YOUR OBJECTIVE: Write out the whole listing exactly as it stands.

PROVIDED RECORDS:

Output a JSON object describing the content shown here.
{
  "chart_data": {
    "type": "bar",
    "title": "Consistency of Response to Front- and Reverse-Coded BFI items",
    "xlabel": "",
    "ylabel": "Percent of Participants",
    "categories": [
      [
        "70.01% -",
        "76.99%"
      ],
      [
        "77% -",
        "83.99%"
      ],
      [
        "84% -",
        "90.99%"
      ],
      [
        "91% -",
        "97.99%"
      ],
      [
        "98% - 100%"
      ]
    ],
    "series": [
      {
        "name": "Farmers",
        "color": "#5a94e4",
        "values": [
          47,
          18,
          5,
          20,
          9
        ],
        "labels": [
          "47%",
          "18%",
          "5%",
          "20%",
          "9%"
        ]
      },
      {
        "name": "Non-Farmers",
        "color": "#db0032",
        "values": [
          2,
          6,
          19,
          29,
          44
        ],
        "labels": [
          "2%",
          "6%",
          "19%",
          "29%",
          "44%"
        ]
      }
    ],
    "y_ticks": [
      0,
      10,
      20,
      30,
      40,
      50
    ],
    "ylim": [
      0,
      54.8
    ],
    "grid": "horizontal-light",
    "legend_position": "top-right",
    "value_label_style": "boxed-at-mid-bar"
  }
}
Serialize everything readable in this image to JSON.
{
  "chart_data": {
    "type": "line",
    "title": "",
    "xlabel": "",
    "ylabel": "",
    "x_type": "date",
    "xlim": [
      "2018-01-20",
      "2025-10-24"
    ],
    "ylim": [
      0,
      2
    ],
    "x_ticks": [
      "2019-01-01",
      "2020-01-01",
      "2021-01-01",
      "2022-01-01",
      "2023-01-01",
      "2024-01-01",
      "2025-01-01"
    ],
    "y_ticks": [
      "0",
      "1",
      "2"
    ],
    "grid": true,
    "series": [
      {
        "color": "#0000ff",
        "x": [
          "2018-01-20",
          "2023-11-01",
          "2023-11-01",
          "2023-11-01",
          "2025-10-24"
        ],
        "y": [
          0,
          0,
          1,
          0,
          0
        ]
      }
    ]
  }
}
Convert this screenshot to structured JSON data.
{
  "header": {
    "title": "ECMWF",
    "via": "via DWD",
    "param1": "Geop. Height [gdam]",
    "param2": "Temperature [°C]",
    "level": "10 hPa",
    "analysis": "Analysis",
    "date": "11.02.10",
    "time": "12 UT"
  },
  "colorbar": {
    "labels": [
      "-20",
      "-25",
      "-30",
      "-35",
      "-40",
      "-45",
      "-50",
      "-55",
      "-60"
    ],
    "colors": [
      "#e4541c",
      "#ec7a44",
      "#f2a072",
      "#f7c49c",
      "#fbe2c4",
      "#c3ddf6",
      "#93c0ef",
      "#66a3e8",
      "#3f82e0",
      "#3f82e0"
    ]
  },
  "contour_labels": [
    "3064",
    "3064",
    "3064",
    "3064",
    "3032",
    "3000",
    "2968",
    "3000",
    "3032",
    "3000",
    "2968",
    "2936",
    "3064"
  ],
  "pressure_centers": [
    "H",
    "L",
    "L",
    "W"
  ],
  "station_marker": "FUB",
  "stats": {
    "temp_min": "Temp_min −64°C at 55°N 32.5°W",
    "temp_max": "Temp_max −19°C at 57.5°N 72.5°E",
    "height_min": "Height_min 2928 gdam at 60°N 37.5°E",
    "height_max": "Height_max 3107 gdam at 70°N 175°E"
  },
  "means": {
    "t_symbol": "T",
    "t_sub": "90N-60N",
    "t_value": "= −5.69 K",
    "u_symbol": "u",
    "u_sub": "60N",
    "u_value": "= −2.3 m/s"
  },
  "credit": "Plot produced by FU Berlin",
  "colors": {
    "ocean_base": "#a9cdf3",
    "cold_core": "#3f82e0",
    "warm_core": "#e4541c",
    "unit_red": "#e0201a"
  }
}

EXERCISE SOLUTION:
Output a JSON object describing the content shown here.
{
  "chart_data": {
    "type": "bar",
    "title": "Consistency of Response to Front- and Reverse-Coded BFI items",
    "xlabel": "",
    "ylabel": "Percent of Participants",
    "categories": [
      [
        "70.01% -",
        "76.99%"
      ],
      [
        "77% -",
        "83.99%"
      ],
      [
        "84% -",
        "90.99%"
      ],
      [
        "91% -",
        "97.99%"
      ],
      [
        "98% - 100%"
      ]
    ],
    "series": [
      {
        "name": "Farmers",
        "color": "#5a94e4",
        "values": [
          47,
          18,
          5,
          20,
          9
        ],
        "labels": [
          "47%",
          "18%",
          "5%",
          "20%",
          "9%"
        ]
      },
      {
        "name": "Non-Farmers",
        "color": "#db0032",
        "values": [
          2,
          6,
          19,
          29,
          44
        ],
        "labels": [
          "2%",
          "6%",
          "19%",
          "29%",
          "44%"
        ]
      }
    ],
    "y_ticks": [
      0,
      10,
      20,
      30,
      40,
      50
    ],
    "ylim": [
      0,
      54.8
    ],
    "grid": "horizontal-light",
    "legend_position": "top-right",
    "value_label_style": "boxed-at-mid-bar"
  }
}
Serialize everything readable in this image to JSON.
{
  "chart_data": {
    "type": "line",
    "title": "",
    "xlabel": "",
    "ylabel": "",
    "x_type": "date",
    "xlim": [
      "2018-01-20",
      "2025-10-24"
    ],
    "ylim": [
      0,
      2
    ],
    "x_ticks": [
      "2019-01-01",
      "2020-01-01",
      "2021-01-01",
      "2022-01-01",
      "2023-01-01",
      "2024-01-01",
      "2025-01-01"
    ],
    "y_ticks": [
      "0",
      "1",
      "2"
    ],
    "grid": true,
    "series": [
      {
        "color": "#0000ff",
        "x": [
          "2018-01-20",
          "2023-11-01",
          "2023-11-01",
          "2023-11-01",
          "2025-10-24"
        ],
        "y": [
          0,
          0,
          1,
          0,
          0
        ]
      }
    ]
  }
}
Convert this screenshot to structured JSON data.
{
  "header": {
    "title": "ECMWF",
    "via": "via DWD",
    "param1": "Geop. Height [gdam]",
    "param2": "Temperature [°C]",
    "level": "10 hPa",
    "analysis": "Analysis",
    "date": "11.02.10",
    "time": "12 UT"
  },
  "colorbar": {
    "labels": [
      "-20",
      "-25",
      "-30",
      "-35",
      "-40",
      "-45",
      "-50",
      "-55",
      "-60"
    ],
    "colors": [
      "#e4541c",
      "#ec7a44",
      "#f2a072",
      "#f7c49c",
      "#fbe2c4",
      "#c3ddf6",
      "#93c0ef",
      "#66a3e8",
      "#3f82e0",
      "#3f82e0"
    ]
  },
  "contour_labels": [
    "3064",
    "3064",
    "3064",
    "3064",
    "3032",
    "3000",
    "2968",
    "3000",
    "3032",
    "3000",
    "2968",
    "2936",
    "3064"
  ],
  "pressure_centers": [
    "H",
    "L",
    "L",
    "W"
  ],
  "station_marker": "FUB",
  "stats": {
    "temp_min": "Temp_min −64°C at 55°N 32.5°W",
    "temp_max": "Temp_max −19°C at 57.5°N 72.5°E",
    "height_min": "Height_min 2928 gdam at 60°N 37.5°E",
    "height_max": "Height_max 3107 gdam at 70°N 175°E"
  },
  "means": {
    "t_symbol": "T",
    "t_sub": "90N-60N",
    "t_value": "= −5.69 K",
    "u_symbol": "u",
    "u_sub": "60N",
    "u_value": "= −2.3 m/s"
  },
  "credit": "Plot produced by FU Berlin",
  "colors": {
    "ocean_base": "#a9cdf3",
    "cold_core": "#3f82e0",
    "warm_core": "#e4541c",
    "unit_red": "#e0201a"
  }
}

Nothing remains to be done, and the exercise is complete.